=== Do this ===
Seek out every line containing the word "Please", and copy each.

-- Begin Data section --

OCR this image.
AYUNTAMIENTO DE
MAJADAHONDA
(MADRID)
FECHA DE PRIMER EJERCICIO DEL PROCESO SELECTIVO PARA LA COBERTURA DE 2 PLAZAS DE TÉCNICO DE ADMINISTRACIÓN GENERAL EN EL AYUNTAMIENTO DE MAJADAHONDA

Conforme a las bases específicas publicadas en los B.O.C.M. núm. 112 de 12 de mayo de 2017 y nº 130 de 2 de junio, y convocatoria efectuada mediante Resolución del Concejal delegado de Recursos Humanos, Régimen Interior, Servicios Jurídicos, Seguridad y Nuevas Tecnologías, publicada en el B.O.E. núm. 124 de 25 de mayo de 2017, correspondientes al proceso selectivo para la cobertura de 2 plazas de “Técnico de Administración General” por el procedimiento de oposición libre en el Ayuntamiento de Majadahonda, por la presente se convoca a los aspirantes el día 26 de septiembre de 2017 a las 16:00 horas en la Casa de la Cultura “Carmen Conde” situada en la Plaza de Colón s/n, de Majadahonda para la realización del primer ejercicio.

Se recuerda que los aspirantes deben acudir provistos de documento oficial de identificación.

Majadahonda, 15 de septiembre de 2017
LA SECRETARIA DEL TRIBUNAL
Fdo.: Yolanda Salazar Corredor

-- End Data section --
-- Begin Data section --

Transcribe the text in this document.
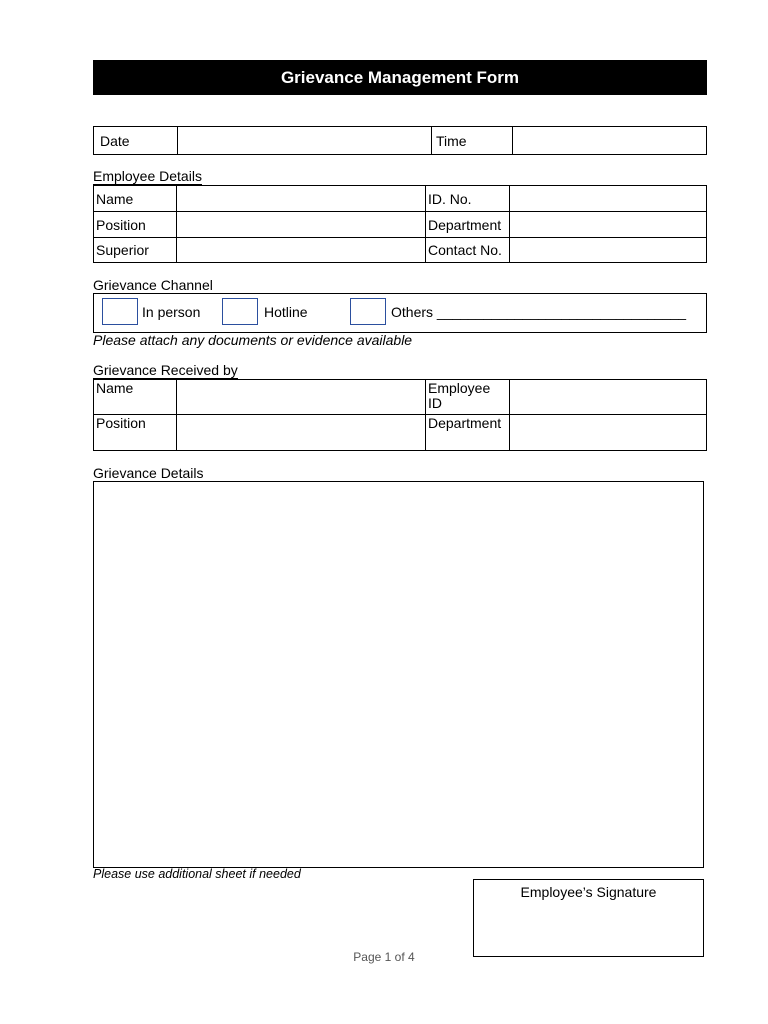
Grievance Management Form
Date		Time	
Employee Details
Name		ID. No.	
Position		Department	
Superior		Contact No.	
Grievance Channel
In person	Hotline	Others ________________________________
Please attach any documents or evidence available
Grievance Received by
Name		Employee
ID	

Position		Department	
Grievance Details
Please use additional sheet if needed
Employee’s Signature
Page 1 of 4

-- End Data section --

=== Solution for this problem ===
Please attach any documents or evidence available
Please use additional sheet if needed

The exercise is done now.